-- PROVIDED RECORDS --

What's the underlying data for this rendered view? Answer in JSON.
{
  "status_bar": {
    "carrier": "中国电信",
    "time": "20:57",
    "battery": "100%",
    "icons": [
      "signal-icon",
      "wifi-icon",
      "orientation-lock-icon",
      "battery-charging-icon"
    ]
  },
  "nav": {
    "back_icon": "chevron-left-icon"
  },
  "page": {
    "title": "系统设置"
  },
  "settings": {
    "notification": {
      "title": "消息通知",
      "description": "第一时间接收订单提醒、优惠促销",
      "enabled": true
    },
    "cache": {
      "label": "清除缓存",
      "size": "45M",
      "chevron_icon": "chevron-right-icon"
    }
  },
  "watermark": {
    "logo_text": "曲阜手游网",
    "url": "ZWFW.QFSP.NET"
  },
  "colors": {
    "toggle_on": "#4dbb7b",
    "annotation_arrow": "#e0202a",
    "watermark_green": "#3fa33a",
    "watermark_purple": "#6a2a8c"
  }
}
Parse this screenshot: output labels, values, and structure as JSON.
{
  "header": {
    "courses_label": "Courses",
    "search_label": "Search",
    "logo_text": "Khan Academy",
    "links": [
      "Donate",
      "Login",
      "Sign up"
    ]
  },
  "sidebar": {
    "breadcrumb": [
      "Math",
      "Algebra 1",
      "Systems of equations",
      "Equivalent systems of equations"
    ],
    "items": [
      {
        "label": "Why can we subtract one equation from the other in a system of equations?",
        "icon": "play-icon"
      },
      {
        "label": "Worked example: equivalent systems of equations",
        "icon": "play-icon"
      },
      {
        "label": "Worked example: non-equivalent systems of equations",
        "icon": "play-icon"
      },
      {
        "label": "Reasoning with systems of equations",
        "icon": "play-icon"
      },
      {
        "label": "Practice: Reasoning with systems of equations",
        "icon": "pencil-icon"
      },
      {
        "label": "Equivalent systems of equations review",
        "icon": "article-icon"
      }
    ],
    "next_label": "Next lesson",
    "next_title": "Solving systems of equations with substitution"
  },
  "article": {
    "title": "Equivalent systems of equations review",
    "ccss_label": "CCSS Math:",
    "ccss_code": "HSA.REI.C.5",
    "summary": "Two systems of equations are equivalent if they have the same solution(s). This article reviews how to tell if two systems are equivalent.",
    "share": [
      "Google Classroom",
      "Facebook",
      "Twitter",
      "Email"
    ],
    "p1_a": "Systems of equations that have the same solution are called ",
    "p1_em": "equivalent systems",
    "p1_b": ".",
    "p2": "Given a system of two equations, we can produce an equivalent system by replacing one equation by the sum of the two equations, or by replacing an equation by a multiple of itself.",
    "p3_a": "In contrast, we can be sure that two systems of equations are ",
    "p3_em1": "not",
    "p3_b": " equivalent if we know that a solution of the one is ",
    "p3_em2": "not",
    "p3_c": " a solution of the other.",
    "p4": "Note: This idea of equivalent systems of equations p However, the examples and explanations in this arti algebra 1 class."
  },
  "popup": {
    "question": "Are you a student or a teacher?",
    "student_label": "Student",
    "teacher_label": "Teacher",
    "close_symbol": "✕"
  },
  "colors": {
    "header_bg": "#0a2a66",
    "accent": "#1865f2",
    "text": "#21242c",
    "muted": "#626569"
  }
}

-- WHAT IS EXPECTED --
Return all of the entries exactly as they were supplied.

-- WORKED ANSWER --
What's the underlying data for this rendered view? Answer in JSON.
{
  "status_bar": {
    "carrier": "中国电信",
    "time": "20:57",
    "battery": "100%",
    "icons": [
      "signal-icon",
      "wifi-icon",
      "orientation-lock-icon",
      "battery-charging-icon"
    ]
  },
  "nav": {
    "back_icon": "chevron-left-icon"
  },
  "page": {
    "title": "系统设置"
  },
  "settings": {
    "notification": {
      "title": "消息通知",
      "description": "第一时间接收订单提醒、优惠促销",
      "enabled": true
    },
    "cache": {
      "label": "清除缓存",
      "size": "45M",
      "chevron_icon": "chevron-right-icon"
    }
  },
  "watermark": {
    "logo_text": "曲阜手游网",
    "url": "ZWFW.QFSP.NET"
  },
  "colors": {
    "toggle_on": "#4dbb7b",
    "annotation_arrow": "#e0202a",
    "watermark_green": "#3fa33a",
    "watermark_purple": "#6a2a8c"
  }
}
Parse this screenshot: output labels, values, and structure as JSON.
{
  "header": {
    "courses_label": "Courses",
    "search_label": "Search",
    "logo_text": "Khan Academy",
    "links": [
      "Donate",
      "Login",
      "Sign up"
    ]
  },
  "sidebar": {
    "breadcrumb": [
      "Math",
      "Algebra 1",
      "Systems of equations",
      "Equivalent systems of equations"
    ],
    "items": [
      {
        "label": "Why can we subtract one equation from the other in a system of equations?",
        "icon": "play-icon"
      },
      {
        "label": "Worked example: equivalent systems of equations",
        "icon": "play-icon"
      },
      {
        "label": "Worked example: non-equivalent systems of equations",
        "icon": "play-icon"
      },
      {
        "label": "Reasoning with systems of equations",
        "icon": "play-icon"
      },
      {
        "label": "Practice: Reasoning with systems of equations",
        "icon": "pencil-icon"
      },
      {
        "label": "Equivalent systems of equations review",
        "icon": "article-icon"
      }
    ],
    "next_label": "Next lesson",
    "next_title": "Solving systems of equations with substitution"
  },
  "article": {
    "title": "Equivalent systems of equations review",
    "ccss_label": "CCSS Math:",
    "ccss_code": "HSA.REI.C.5",
    "summary": "Two systems of equations are equivalent if they have the same solution(s). This article reviews how to tell if two systems are equivalent.",
    "share": [
      "Google Classroom",
      "Facebook",
      "Twitter",
      "Email"
    ],
    "p1_a": "Systems of equations that have the same solution are called ",
    "p1_em": "equivalent systems",
    "p1_b": ".",
    "p2": "Given a system of two equations, we can produce an equivalent system by replacing one equation by the sum of the two equations, or by replacing an equation by a multiple of itself.",
    "p3_a": "In contrast, we can be sure that two systems of equations are ",
    "p3_em1": "not",
    "p3_b": " equivalent if we know that a solution of the one is ",
    "p3_em2": "not",
    "p3_c": " a solution of the other.",
    "p4": "Note: This idea of equivalent systems of equations p However, the examples and explanations in this arti algebra 1 class."
  },
  "popup": {
    "question": "Are you a student or a teacher?",
    "student_label": "Student",
    "teacher_label": "Teacher",
    "close_symbol": "✕"
  },
  "colors": {
    "header_bg": "#0a2a66",
    "accent": "#1865f2",
    "text": "#21242c",
    "muted": "#626569"
  }
}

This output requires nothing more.